◆ **Written instruction**
Go through the material and pull out every line with the string "Wiek" in it.

--- Begin ---

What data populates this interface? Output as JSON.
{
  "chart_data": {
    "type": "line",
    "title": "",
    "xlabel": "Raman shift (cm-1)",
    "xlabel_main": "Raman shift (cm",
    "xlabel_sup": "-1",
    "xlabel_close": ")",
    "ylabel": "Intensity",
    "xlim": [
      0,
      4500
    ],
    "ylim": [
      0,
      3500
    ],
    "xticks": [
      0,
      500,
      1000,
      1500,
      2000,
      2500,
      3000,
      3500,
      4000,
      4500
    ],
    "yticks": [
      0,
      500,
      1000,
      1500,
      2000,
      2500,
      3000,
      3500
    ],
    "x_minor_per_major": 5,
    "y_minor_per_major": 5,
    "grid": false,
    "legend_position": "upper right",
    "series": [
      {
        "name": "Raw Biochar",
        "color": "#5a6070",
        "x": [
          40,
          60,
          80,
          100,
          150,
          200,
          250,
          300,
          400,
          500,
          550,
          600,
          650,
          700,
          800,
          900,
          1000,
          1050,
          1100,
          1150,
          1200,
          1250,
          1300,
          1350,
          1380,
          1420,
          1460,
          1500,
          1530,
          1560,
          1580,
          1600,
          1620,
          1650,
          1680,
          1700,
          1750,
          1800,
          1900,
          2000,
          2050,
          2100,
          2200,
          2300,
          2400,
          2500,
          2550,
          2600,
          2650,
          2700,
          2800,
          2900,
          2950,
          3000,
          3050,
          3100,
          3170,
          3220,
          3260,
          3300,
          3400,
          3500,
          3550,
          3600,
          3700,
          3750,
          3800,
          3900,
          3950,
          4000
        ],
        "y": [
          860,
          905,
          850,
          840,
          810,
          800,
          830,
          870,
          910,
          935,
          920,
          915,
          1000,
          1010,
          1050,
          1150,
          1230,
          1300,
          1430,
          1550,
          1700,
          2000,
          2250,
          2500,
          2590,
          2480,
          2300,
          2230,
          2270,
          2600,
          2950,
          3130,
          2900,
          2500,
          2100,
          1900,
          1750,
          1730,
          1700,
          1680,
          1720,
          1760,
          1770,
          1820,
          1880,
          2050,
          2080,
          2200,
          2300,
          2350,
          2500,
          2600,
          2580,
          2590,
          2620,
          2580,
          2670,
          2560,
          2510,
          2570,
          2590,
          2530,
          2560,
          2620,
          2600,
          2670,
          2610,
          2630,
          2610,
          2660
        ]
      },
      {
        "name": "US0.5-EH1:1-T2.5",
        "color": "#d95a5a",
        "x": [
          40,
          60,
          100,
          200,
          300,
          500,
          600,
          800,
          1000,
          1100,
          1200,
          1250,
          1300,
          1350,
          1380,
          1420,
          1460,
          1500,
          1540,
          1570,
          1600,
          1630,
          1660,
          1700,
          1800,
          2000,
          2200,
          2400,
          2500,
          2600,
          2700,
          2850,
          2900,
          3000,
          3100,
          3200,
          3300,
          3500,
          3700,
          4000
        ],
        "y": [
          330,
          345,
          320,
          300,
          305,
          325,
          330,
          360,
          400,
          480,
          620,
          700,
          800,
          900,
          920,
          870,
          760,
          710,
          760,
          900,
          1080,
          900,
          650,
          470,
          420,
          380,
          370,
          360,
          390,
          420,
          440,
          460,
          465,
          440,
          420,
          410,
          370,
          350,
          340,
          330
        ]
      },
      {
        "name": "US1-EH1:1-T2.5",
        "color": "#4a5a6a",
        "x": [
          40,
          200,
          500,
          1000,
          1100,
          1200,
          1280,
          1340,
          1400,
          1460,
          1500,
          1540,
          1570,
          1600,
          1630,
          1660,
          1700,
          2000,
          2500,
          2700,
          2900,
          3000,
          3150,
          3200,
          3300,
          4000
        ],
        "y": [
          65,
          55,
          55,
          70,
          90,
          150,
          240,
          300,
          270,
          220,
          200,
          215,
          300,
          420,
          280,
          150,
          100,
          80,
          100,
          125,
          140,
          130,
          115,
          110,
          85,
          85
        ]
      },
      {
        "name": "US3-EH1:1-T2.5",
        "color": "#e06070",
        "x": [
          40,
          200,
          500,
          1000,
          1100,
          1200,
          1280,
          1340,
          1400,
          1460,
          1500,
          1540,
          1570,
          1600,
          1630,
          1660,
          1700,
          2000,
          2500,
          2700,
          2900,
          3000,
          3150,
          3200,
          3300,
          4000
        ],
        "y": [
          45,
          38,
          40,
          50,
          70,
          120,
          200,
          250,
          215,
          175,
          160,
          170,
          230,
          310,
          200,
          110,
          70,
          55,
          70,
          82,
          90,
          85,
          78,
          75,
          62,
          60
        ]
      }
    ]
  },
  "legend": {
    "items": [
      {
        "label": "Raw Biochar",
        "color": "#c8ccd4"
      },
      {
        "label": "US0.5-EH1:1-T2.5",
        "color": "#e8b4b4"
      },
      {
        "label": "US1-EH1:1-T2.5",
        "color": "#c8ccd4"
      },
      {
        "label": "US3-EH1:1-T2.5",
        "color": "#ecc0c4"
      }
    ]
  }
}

--- End ---
--- Begin ---

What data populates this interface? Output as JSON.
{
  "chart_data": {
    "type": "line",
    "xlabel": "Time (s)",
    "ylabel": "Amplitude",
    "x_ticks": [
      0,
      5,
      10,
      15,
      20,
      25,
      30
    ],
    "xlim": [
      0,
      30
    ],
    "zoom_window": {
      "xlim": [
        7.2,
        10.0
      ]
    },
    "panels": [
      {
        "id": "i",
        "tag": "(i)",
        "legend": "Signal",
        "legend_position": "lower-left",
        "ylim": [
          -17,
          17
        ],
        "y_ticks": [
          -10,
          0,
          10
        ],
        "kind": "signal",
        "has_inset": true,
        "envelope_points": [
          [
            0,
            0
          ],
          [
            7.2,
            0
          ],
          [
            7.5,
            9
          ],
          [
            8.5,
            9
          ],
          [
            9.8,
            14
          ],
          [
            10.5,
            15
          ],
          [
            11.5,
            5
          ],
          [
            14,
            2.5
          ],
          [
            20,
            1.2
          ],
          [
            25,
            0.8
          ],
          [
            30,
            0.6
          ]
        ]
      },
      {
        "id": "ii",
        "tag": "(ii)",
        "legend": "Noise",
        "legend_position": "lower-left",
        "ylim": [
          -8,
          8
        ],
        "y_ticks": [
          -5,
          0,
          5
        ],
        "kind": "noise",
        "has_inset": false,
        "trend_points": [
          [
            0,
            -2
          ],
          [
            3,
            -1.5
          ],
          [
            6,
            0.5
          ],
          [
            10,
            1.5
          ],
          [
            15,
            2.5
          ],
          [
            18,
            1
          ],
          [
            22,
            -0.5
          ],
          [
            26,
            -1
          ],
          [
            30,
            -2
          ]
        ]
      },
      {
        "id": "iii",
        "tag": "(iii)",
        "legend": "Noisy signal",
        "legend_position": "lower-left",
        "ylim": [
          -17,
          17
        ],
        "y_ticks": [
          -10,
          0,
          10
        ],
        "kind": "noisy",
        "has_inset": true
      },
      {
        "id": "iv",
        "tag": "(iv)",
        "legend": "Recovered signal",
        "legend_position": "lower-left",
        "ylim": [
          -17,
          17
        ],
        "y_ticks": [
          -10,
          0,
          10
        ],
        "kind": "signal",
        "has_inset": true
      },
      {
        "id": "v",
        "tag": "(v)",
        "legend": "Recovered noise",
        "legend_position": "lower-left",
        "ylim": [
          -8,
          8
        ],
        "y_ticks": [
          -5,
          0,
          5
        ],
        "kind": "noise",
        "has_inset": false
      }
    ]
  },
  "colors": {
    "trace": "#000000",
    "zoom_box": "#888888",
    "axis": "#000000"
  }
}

--- End ---
--- Begin ---

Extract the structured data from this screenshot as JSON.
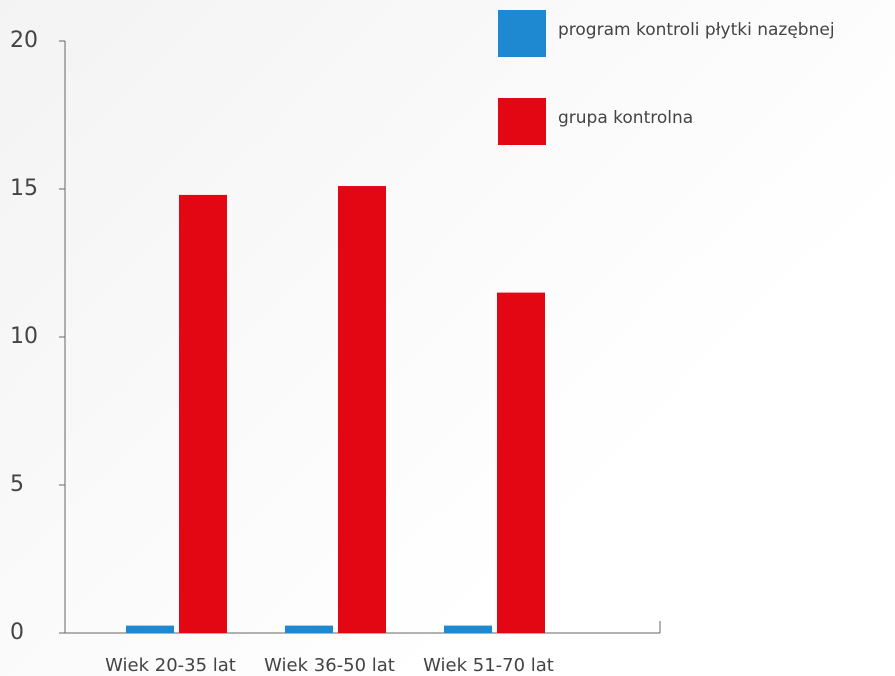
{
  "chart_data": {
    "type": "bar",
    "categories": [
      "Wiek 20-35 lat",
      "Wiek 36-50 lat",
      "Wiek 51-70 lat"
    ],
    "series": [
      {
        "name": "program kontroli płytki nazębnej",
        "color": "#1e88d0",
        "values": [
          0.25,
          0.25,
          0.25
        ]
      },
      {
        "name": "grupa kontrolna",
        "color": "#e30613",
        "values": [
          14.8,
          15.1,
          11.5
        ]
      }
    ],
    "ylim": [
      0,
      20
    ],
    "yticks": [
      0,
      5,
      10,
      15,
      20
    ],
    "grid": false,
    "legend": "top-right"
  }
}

--- End ---

◆ **The solution**
      "Wiek 20-35 lat",
      "Wiek 36-50 lat",
      "Wiek 51-70 lat"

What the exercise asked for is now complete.